Output every line of the material exactly, omitting images.

--- --- ---

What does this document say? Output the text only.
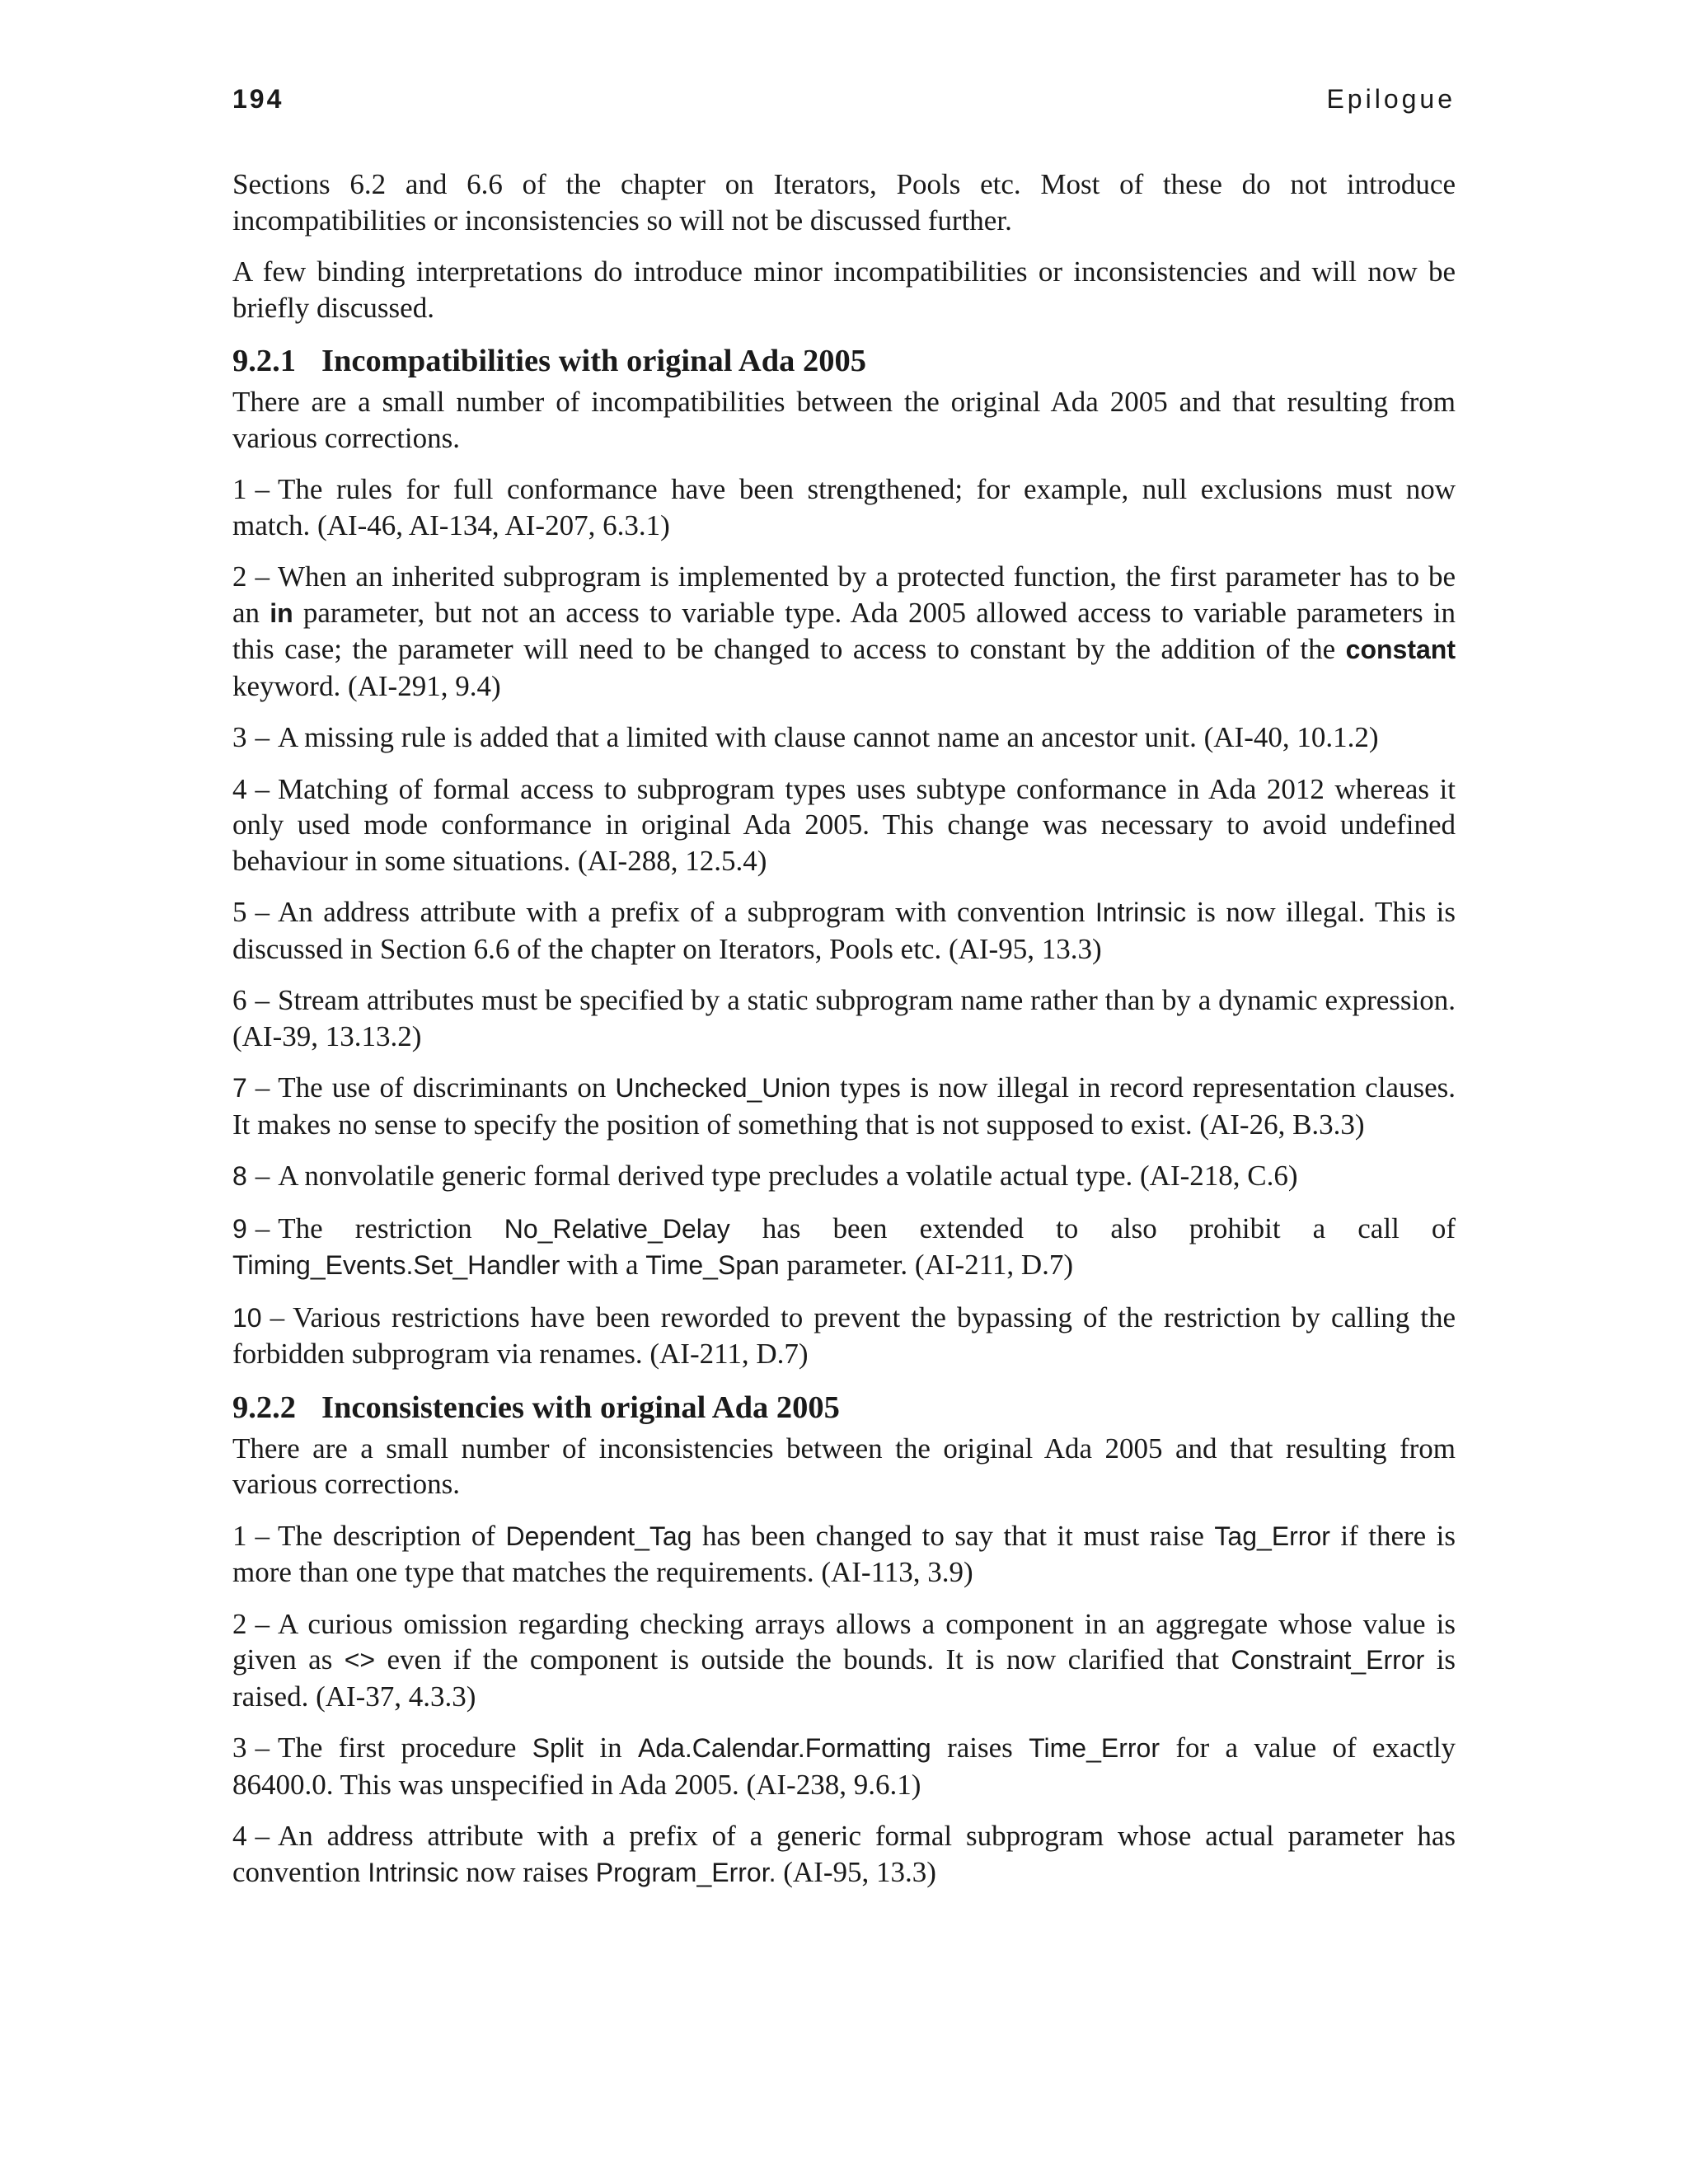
194	Epilogue

Sections 6.2 and 6.6 of the chapter on Iterators, Pools etc. Most of these do not introduce incompatibilities or inconsistencies so will not be discussed further.

A few binding interpretations do introduce minor incompatibilities or inconsistencies and will now be briefly discussed.

9.2.1 Incompatibilities with original Ada 2005

There are a small number of incompatibilities between the original Ada 2005 and that resulting from various corrections.

1 – The rules for full conformance have been strengthened; for example, null exclusions must now match. (AI-46, AI-134, AI-207, 6.3.1)

2 – When an inherited subprogram is implemented by a protected function, the first parameter has to be an in parameter, but not an access to variable type. Ada 2005 allowed access to variable parameters in this case; the parameter will need to be changed to access to constant by the addition of the constant keyword. (AI-291, 9.4)

3 – A missing rule is added that a limited with clause cannot name an ancestor unit. (AI-40, 10.1.2)

4 – Matching of formal access to subprogram types uses subtype conformance in Ada 2012 whereas it only used mode conformance in original Ada 2005. This change was necessary to avoid undefined behaviour in some situations. (AI-288, 12.5.4)

5 – An address attribute with a prefix of a subprogram with convention Intrinsic is now illegal. This is discussed in Section 6.6 of the chapter on Iterators, Pools etc. (AI-95, 13.3)

6 – Stream attributes must be specified by a static subprogram name rather than by a dynamic expression. (AI-39, 13.13.2)

7 – The use of discriminants on Unchecked_Union types is now illegal in record representation clauses. It makes no sense to specify the position of something that is not supposed to exist. (AI-26, B.3.3)

8 – A nonvolatile generic formal derived type precludes a volatile actual type. (AI-218, C.6)

9 – The restriction No_Relative_Delay has been extended to also prohibit a call of Timing_Events.Set_Handler with a Time_Span parameter. (AI-211, D.7)

10 – Various restrictions have been reworded to prevent the bypassing of the restriction by calling the forbidden subprogram via renames. (AI-211, D.7)

9.2.2 Inconsistencies with original Ada 2005

There are a small number of inconsistencies between the original Ada 2005 and that resulting from various corrections.

1 – The description of Dependent_Tag has been changed to say that it must raise Tag_Error if there is more than one type that matches the requirements. (AI-113, 3.9)

2 – A curious omission regarding checking arrays allows a component in an aggregate whose value is given as <> even if the component is outside the bounds. It is now clarified that Constraint_Error is raised. (AI-37, 4.3.3)

3 – The first procedure Split in Ada.Calendar.Formatting raises Time_Error for a value of exactly 86400.0. This was unspecified in Ada 2005. (AI-238, 9.6.1)

4 – An address attribute with a prefix of a generic formal subprogram whose actual parameter has convention Intrinsic now raises Program_Error. (AI-95, 13.3)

--- --- ---

- Solution to the exercise -
What does this document say? Output the text only.
194	Epilogue

Sections 6.2 and 6.6 of the chapter on Iterators, Pools etc. Most of these do not introduce incompatibilities or inconsistencies so will not be discussed further.

A few binding interpretations do introduce minor incompatibilities or inconsistencies and will now be briefly discussed.

9.2.1 Incompatibilities with original Ada 2005

There are a small number of incompatibilities between the original Ada 2005 and that resulting from various corrections.

1 – The rules for full conformance have been strengthened; for example, null exclusions must now match. (AI-46, AI-134, AI-207, 6.3.1)

2 – When an inherited subprogram is implemented by a protected function, the first parameter has to be an in parameter, but not an access to variable type. Ada 2005 allowed access to variable parameters in this case; the parameter will need to be changed to access to constant by the addition of the constant keyword. (AI-291, 9.4)

3 – A missing rule is added that a limited with clause cannot name an ancestor unit. (AI-40, 10.1.2)

4 – Matching of formal access to subprogram types uses subtype conformance in Ada 2012 whereas it only used mode conformance in original Ada 2005. This change was necessary to avoid undefined behaviour in some situations. (AI-288, 12.5.4)

5 – An address attribute with a prefix of a subprogram with convention Intrinsic is now illegal. This is discussed in Section 6.6 of the chapter on Iterators, Pools etc. (AI-95, 13.3)

6 – Stream attributes must be specified by a static subprogram name rather than by a dynamic expression. (AI-39, 13.13.2)

7 – The use of discriminants on Unchecked_Union types is now illegal in record representation clauses. It makes no sense to specify the position of something that is not supposed to exist. (AI-26, B.3.3)

8 – A nonvolatile generic formal derived type precludes a volatile actual type. (AI-218, C.6)

9 – The restriction No_Relative_Delay has been extended to also prohibit a call of Timing_Events.Set_Handler with a Time_Span parameter. (AI-211, D.7)

10 – Various restrictions have been reworded to prevent the bypassing of the restriction by calling the forbidden subprogram via renames. (AI-211, D.7)

9.2.2 Inconsistencies with original Ada 2005

There are a small number of inconsistencies between the original Ada 2005 and that resulting from various corrections.

1 – The description of Dependent_Tag has been changed to say that it must raise Tag_Error if there is more than one type that matches the requirements. (AI-113, 3.9)

2 – A curious omission regarding checking arrays allows a component in an aggregate whose value is given as <> even if the component is outside the bounds. It is now clarified that Constraint_Error is raised. (AI-37, 4.3.3)

3 – The first procedure Split in Ada.Calendar.Formatting raises Time_Error for a value of exactly 86400.0. This was unspecified in Ada 2005. (AI-238, 9.6.1)

4 – An address attribute with a prefix of a generic formal subprogram whose actual parameter has convention Intrinsic now raises Program_Error. (AI-95, 13.3)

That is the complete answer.